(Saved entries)
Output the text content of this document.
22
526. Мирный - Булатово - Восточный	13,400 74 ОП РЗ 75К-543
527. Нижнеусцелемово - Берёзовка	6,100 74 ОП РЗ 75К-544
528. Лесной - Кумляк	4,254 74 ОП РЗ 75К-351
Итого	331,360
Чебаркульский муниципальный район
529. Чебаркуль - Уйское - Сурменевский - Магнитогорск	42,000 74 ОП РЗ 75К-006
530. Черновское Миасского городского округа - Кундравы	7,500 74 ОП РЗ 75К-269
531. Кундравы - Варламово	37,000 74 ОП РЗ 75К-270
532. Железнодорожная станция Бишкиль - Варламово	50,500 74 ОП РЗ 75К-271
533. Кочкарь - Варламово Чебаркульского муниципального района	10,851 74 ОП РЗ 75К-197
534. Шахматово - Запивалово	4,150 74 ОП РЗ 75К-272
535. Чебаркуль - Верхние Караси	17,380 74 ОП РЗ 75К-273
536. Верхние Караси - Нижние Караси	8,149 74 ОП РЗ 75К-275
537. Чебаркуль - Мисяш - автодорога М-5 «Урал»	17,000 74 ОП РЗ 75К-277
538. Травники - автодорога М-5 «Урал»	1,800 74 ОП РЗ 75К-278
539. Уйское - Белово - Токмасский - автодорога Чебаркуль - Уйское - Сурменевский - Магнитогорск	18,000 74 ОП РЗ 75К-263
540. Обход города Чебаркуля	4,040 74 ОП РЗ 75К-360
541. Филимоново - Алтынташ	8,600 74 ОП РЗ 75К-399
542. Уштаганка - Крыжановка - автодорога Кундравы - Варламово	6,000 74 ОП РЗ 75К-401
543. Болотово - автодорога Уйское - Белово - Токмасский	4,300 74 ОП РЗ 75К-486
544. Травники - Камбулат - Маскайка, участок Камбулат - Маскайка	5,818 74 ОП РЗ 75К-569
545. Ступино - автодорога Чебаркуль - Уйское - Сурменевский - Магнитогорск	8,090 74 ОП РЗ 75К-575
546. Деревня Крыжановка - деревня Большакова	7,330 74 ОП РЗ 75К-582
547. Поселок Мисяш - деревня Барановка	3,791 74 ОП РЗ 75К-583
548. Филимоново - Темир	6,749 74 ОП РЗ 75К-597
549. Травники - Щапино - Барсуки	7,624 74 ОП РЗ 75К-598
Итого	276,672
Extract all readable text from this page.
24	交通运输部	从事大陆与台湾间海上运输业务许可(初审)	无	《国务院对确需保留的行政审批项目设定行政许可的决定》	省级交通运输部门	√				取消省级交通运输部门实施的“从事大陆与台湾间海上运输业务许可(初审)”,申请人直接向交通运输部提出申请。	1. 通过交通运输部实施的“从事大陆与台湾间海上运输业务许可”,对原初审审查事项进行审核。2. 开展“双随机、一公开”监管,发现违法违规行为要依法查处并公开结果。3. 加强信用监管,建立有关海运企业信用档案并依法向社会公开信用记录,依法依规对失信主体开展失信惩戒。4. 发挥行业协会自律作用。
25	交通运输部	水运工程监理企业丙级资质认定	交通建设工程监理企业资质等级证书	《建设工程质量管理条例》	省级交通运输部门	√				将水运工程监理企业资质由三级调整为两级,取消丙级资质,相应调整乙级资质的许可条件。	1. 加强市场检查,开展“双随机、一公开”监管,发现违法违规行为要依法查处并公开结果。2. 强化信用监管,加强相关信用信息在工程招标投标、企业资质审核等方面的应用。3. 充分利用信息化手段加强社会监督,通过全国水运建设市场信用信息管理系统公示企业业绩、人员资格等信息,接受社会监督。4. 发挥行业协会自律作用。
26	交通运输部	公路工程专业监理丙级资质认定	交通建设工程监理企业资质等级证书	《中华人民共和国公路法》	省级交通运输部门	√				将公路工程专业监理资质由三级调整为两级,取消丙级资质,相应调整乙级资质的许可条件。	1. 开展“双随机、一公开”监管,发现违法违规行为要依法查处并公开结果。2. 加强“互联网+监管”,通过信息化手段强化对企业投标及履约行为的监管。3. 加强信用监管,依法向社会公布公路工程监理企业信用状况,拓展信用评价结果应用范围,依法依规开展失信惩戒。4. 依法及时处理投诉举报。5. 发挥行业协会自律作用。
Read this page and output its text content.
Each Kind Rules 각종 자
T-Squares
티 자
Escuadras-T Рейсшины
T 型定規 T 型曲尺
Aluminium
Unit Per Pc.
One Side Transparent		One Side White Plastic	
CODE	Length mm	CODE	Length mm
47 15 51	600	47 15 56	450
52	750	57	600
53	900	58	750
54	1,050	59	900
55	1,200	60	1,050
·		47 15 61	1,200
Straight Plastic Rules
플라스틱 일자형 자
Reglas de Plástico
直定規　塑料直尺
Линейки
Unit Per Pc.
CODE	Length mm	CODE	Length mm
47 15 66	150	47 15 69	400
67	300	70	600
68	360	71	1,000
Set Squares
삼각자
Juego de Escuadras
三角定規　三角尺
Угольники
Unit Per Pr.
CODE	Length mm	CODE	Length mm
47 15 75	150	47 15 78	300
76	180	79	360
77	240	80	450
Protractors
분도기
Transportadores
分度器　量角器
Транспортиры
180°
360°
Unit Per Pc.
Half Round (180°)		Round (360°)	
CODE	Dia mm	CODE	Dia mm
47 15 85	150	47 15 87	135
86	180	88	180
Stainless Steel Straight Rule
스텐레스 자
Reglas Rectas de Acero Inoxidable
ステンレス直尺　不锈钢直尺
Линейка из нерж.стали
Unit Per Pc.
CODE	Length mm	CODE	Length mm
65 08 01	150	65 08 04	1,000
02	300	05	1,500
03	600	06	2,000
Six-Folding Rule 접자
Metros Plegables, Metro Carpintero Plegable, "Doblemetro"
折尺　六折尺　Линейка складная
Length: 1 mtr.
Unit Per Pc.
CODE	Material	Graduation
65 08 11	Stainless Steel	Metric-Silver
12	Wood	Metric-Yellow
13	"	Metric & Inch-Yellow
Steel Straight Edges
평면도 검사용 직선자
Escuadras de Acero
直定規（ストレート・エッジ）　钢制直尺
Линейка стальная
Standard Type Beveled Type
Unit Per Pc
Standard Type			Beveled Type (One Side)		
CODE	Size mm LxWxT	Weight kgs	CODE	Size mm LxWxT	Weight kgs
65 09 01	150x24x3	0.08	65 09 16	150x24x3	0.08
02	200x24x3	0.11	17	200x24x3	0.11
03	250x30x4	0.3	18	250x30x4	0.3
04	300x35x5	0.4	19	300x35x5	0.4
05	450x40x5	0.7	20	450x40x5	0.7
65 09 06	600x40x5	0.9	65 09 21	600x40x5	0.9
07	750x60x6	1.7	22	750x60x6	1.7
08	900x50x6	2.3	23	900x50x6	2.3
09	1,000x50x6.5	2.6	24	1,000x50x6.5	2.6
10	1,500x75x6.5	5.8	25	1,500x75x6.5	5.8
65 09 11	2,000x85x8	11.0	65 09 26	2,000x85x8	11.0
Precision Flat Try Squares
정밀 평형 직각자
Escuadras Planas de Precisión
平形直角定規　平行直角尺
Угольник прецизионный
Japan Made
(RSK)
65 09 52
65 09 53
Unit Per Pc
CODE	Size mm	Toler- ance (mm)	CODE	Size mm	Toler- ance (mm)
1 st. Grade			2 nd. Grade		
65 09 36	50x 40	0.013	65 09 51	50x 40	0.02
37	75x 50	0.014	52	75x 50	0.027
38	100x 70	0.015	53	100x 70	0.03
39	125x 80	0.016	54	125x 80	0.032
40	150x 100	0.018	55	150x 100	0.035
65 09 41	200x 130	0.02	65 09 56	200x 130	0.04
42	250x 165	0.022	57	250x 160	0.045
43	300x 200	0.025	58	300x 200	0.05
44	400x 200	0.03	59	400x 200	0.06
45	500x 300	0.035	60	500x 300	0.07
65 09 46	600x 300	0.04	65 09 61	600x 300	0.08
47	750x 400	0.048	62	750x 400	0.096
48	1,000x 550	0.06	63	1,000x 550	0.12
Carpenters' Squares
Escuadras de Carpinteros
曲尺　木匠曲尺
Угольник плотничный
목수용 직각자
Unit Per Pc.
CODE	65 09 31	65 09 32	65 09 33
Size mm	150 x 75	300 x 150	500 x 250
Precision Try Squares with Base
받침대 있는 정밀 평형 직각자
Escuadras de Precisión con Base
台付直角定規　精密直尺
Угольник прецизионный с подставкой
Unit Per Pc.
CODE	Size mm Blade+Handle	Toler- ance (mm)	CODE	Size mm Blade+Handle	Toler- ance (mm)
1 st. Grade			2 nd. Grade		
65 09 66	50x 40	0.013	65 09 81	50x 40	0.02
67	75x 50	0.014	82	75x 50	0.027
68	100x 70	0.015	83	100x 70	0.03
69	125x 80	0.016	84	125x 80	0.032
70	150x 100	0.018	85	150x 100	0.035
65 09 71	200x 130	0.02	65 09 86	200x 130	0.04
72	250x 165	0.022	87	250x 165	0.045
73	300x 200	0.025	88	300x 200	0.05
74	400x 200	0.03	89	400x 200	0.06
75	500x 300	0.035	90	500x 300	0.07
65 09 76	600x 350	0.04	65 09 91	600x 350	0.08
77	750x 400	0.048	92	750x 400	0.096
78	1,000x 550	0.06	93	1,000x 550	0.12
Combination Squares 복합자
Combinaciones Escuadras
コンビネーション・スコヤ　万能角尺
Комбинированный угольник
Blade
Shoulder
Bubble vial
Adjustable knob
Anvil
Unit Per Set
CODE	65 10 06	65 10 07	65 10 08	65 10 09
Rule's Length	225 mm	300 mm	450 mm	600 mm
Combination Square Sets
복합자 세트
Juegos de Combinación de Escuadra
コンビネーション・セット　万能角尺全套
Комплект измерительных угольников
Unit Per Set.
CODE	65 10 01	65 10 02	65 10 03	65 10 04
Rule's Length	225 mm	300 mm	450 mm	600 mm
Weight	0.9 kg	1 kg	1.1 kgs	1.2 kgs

# Exercise goal
Reproduce each line of the material containing the word "Урал".

# Result for this task
537. Чебаркуль - Мисяш - автодорога М-5 «Урал»	17,000 74 ОП РЗ 75К-277
538. Травники - автодорога М-5 «Урал»	1,800 74 ОП РЗ 75К-278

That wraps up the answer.